#### Challenge:
Transcribe all the entries word for word, omitting any pictures they contain.

Items listed in a dataset
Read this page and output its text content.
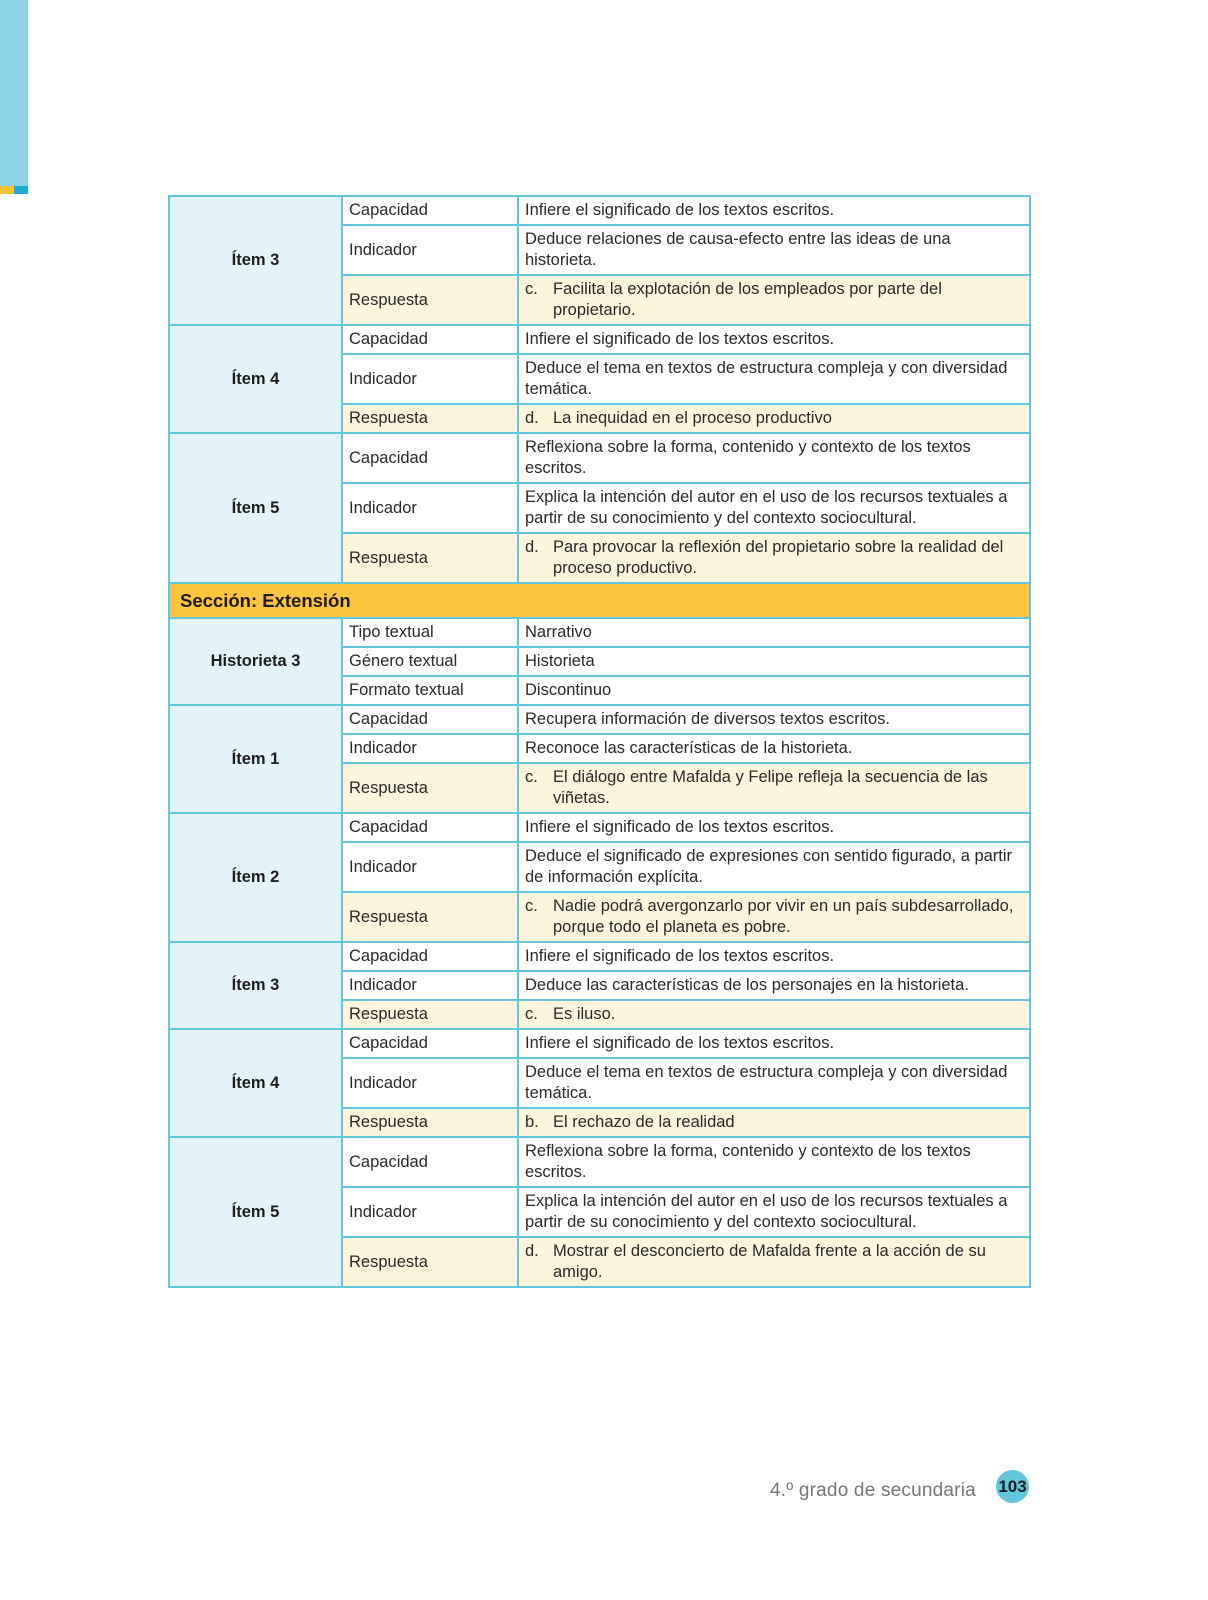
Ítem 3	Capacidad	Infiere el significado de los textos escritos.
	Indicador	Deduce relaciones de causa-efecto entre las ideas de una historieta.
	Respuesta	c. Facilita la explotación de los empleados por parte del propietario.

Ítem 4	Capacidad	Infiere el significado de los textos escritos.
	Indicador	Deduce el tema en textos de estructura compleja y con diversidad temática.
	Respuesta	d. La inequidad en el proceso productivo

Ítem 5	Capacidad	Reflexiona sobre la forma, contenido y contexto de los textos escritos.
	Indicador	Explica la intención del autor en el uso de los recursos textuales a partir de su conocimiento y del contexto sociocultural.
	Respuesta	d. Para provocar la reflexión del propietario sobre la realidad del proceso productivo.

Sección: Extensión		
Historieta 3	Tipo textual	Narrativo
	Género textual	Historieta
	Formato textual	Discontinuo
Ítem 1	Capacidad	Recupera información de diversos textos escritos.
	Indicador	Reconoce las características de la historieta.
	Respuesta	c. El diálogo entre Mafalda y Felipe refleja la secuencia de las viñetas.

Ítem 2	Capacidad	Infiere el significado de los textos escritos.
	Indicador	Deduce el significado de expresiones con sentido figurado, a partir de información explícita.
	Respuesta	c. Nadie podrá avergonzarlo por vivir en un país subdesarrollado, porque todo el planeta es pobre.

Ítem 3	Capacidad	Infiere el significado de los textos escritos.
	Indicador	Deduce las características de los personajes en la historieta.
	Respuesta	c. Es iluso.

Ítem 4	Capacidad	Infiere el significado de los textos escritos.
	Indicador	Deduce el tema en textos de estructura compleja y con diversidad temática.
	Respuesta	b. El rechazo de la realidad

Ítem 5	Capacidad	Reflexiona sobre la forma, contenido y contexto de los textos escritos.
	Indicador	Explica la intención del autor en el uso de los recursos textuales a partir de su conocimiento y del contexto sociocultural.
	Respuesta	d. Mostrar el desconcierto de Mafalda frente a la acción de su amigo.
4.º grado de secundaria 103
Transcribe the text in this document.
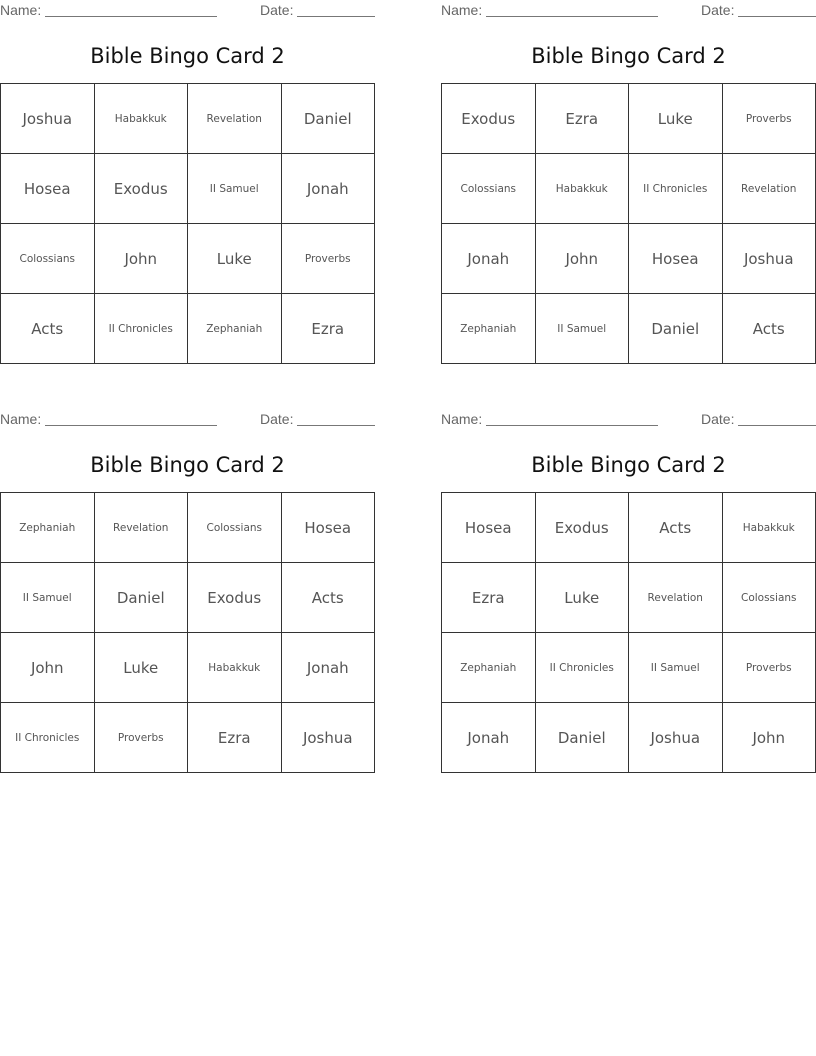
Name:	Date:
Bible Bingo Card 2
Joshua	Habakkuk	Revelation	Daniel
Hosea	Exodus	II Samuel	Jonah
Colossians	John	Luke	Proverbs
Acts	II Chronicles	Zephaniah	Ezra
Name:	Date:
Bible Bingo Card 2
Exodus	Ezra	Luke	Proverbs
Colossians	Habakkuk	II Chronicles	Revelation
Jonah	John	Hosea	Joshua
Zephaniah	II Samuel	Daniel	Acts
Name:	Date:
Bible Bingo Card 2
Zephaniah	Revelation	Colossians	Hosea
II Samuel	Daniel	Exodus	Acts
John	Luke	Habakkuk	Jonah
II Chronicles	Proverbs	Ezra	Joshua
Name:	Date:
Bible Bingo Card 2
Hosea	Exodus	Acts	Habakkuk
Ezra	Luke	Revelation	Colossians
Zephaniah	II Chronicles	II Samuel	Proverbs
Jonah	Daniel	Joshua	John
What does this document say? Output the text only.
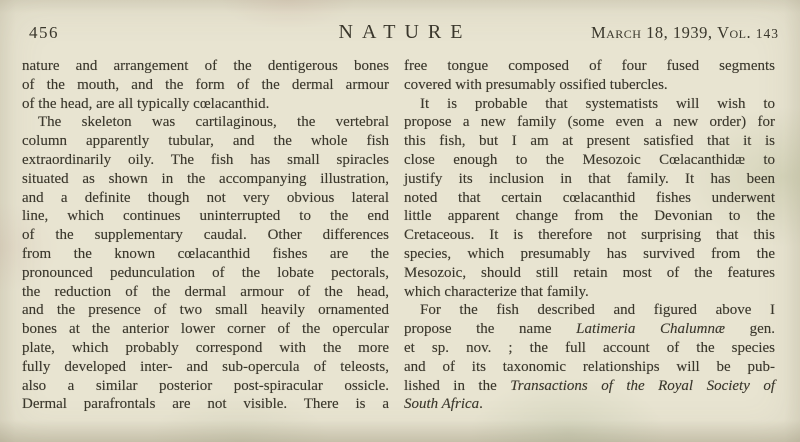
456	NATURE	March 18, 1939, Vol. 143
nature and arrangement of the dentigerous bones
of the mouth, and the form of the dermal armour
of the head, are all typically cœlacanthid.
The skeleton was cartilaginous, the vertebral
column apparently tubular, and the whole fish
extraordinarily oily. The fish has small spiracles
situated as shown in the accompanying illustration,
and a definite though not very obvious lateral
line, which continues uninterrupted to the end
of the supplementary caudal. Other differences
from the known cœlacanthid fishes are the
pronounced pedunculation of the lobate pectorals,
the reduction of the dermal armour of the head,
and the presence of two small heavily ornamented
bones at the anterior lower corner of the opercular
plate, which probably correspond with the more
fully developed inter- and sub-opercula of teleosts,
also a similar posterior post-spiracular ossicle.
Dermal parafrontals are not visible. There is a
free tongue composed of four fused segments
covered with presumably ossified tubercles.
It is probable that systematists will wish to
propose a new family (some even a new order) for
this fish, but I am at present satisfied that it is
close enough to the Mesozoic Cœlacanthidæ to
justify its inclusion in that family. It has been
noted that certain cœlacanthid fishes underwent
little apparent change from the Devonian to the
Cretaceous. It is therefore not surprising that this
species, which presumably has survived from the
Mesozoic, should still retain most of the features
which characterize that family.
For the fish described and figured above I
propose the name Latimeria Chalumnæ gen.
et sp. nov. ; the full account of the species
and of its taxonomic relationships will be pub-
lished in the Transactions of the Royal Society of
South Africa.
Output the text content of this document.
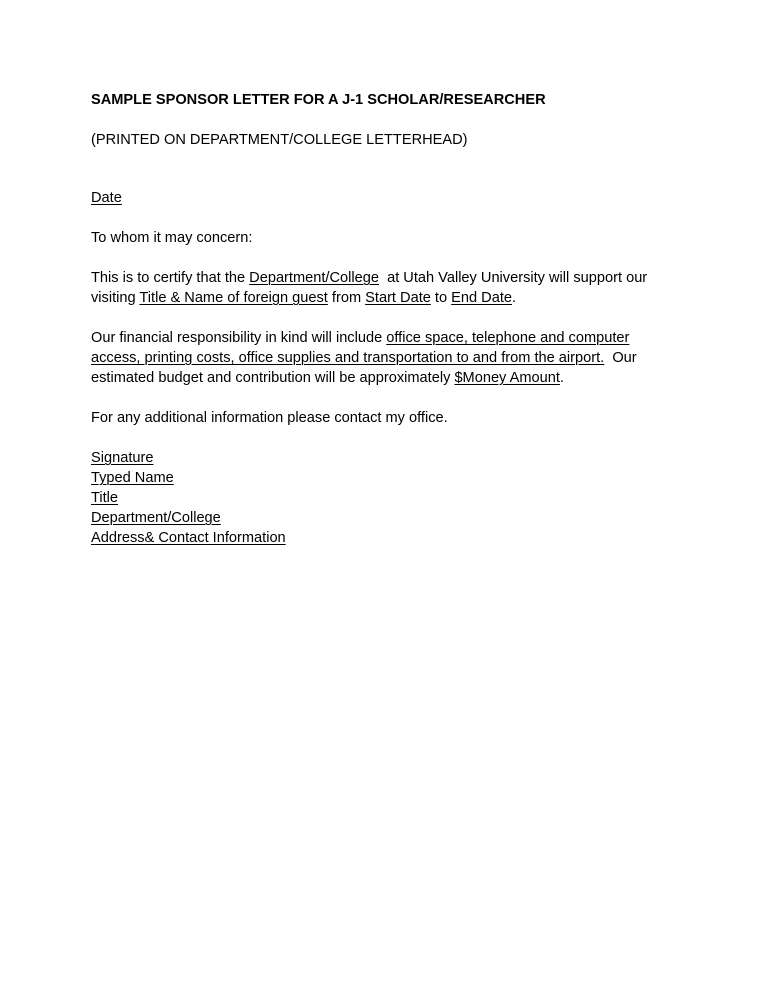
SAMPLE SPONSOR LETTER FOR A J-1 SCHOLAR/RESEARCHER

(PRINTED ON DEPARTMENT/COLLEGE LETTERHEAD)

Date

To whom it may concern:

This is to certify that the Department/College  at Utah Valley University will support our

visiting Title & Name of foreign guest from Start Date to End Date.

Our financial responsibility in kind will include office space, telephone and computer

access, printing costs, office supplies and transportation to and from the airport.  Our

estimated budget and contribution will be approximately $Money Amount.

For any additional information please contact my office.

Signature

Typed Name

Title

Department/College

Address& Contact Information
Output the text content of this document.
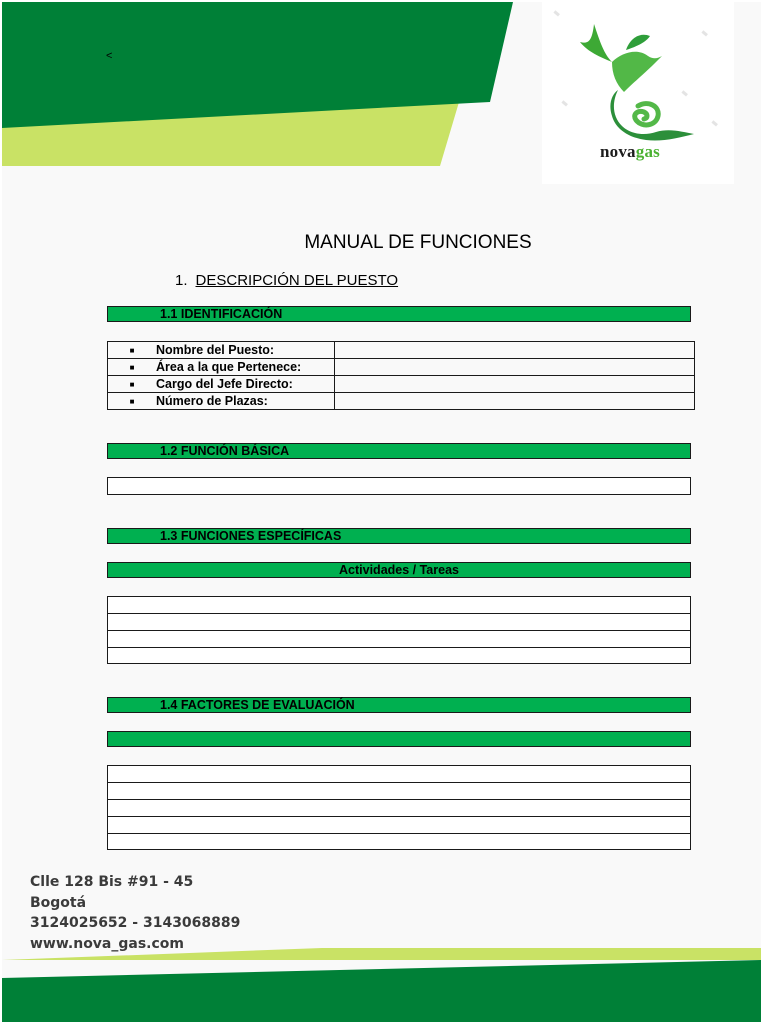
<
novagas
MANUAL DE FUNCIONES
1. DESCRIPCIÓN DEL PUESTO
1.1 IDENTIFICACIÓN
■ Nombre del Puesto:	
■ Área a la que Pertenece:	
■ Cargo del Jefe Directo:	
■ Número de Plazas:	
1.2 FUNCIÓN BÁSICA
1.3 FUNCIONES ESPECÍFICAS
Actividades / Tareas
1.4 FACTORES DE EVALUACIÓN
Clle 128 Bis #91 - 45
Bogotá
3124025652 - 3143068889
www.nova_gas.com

#### Written response:
Read this page and output its text content.
Ítem 3	Capacidad	Infiere el significado de los textos escritos.
	Indicador	Deduce relaciones de causa-efecto entre las ideas de una historieta.
	Respuesta	c. Facilita la explotación de los empleados por parte del propietario.

Ítem 4	Capacidad	Infiere el significado de los textos escritos.
	Indicador	Deduce el tema en textos de estructura compleja y con diversidad temática.
	Respuesta	d. La inequidad en el proceso productivo

Ítem 5	Capacidad	Reflexiona sobre la forma, contenido y contexto de los textos escritos.
	Indicador	Explica la intención del autor en el uso de los recursos textuales a partir de su conocimiento y del contexto sociocultural.
	Respuesta	d. Para provocar la reflexión del propietario sobre la realidad del proceso productivo.

Sección: Extensión		
Historieta 3	Tipo textual	Narrativo
	Género textual	Historieta
	Formato textual	Discontinuo
Ítem 1	Capacidad	Recupera información de diversos textos escritos.
	Indicador	Reconoce las características de la historieta.
	Respuesta	c. El diálogo entre Mafalda y Felipe refleja la secuencia de las viñetas.

Ítem 2	Capacidad	Infiere el significado de los textos escritos.
	Indicador	Deduce el significado de expresiones con sentido figurado, a partir de información explícita.
	Respuesta	c. Nadie podrá avergonzarlo por vivir en un país subdesarrollado, porque todo el planeta es pobre.

Ítem 3	Capacidad	Infiere el significado de los textos escritos.
	Indicador	Deduce las características de los personajes en la historieta.
	Respuesta	c. Es iluso.

Ítem 4	Capacidad	Infiere el significado de los textos escritos.
	Indicador	Deduce el tema en textos de estructura compleja y con diversidad temática.
	Respuesta	b. El rechazo de la realidad

Ítem 5	Capacidad	Reflexiona sobre la forma, contenido y contexto de los textos escritos.
	Indicador	Explica la intención del autor en el uso de los recursos textuales a partir de su conocimiento y del contexto sociocultural.
	Respuesta	d. Mostrar el desconcierto de Mafalda frente a la acción de su amigo.
4.º grado de secundaria 103
Transcribe the text in this document.
Name:	Date:
Bible Bingo Card 2
Joshua	Habakkuk	Revelation	Daniel
Hosea	Exodus	II Samuel	Jonah
Colossians	John	Luke	Proverbs
Acts	II Chronicles	Zephaniah	Ezra
Name:	Date:
Bible Bingo Card 2
Exodus	Ezra	Luke	Proverbs
Colossians	Habakkuk	II Chronicles	Revelation
Jonah	John	Hosea	Joshua
Zephaniah	II Samuel	Daniel	Acts
Name:	Date:
Bible Bingo Card 2
Zephaniah	Revelation	Colossians	Hosea
II Samuel	Daniel	Exodus	Acts
John	Luke	Habakkuk	Jonah
II Chronicles	Proverbs	Ezra	Joshua
Name:	Date:
Bible Bingo Card 2
Hosea	Exodus	Acts	Habakkuk
Ezra	Luke	Revelation	Colossians
Zephaniah	II Chronicles	II Samuel	Proverbs
Jonah	Daniel	Joshua	John
What does this document say? Output the text only.
456	NATURE	March 18, 1939, Vol. 143
nature and arrangement of the dentigerous bones
of the mouth, and the form of the dermal armour
of the head, are all typically cœlacanthid.
The skeleton was cartilaginous, the vertebral
column apparently tubular, and the whole fish
extraordinarily oily. The fish has small spiracles
situated as shown in the accompanying illustration,
and a definite though not very obvious lateral
line, which continues uninterrupted to the end
of the supplementary caudal. Other differences
from the known cœlacanthid fishes are the
pronounced pedunculation of the lobate pectorals,
the reduction of the dermal armour of the head,
and the presence of two small heavily ornamented
bones at the anterior lower corner of the opercular
plate, which probably correspond with the more
fully developed inter- and sub-opercula of teleosts,
also a similar posterior post-spiracular ossicle.
Dermal parafrontals are not visible. There is a
free tongue composed of four fused segments
covered with presumably ossified tubercles.
It is probable that systematists will wish to
propose a new family (some even a new order) for
this fish, but I am at present satisfied that it is
close enough to the Mesozoic Cœlacanthidæ to
justify its inclusion in that family. It has been
noted that certain cœlacanthid fishes underwent
little apparent change from the Devonian to the
Cretaceous. It is therefore not surprising that this
species, which presumably has survived from the
Mesozoic, should still retain most of the features
which characterize that family.
For the fish described and figured above I
propose the name Latimeria Chalumnæ gen.
et sp. nov. ; the full account of the species
and of its taxonomic relationships will be pub-
lished in the Transactions of the Royal Society of
South Africa.
Output the text content of this document.
SAMPLE SPONSOR LETTER FOR A J-1 SCHOLAR/RESEARCHER

(PRINTED ON DEPARTMENT/COLLEGE LETTERHEAD)

Date

To whom it may concern:

This is to certify that the Department/College  at Utah Valley University will support our

visiting Title & Name of foreign guest from Start Date to End Date.

Our financial responsibility in kind will include office space, telephone and computer

access, printing costs, office supplies and transportation to and from the airport.  Our

estimated budget and contribution will be approximately $Money Amount.

For any additional information please contact my office.

Signature

Typed Name

Title

Department/College

Address& Contact Information
Output the text content of this document.
<
novagas
MANUAL DE FUNCIONES
1. DESCRIPCIÓN DEL PUESTO
1.1 IDENTIFICACIÓN
■ Nombre del Puesto:	
■ Área a la que Pertenece:	
■ Cargo del Jefe Directo:	
■ Número de Plazas:	
1.2 FUNCIÓN BÁSICA
1.3 FUNCIONES ESPECÍFICAS
Actividades / Tareas
1.4 FACTORES DE EVALUACIÓN
Clle 128 Bis #91 - 45
Bogotá
3124025652 - 3143068889
www.nova_gas.com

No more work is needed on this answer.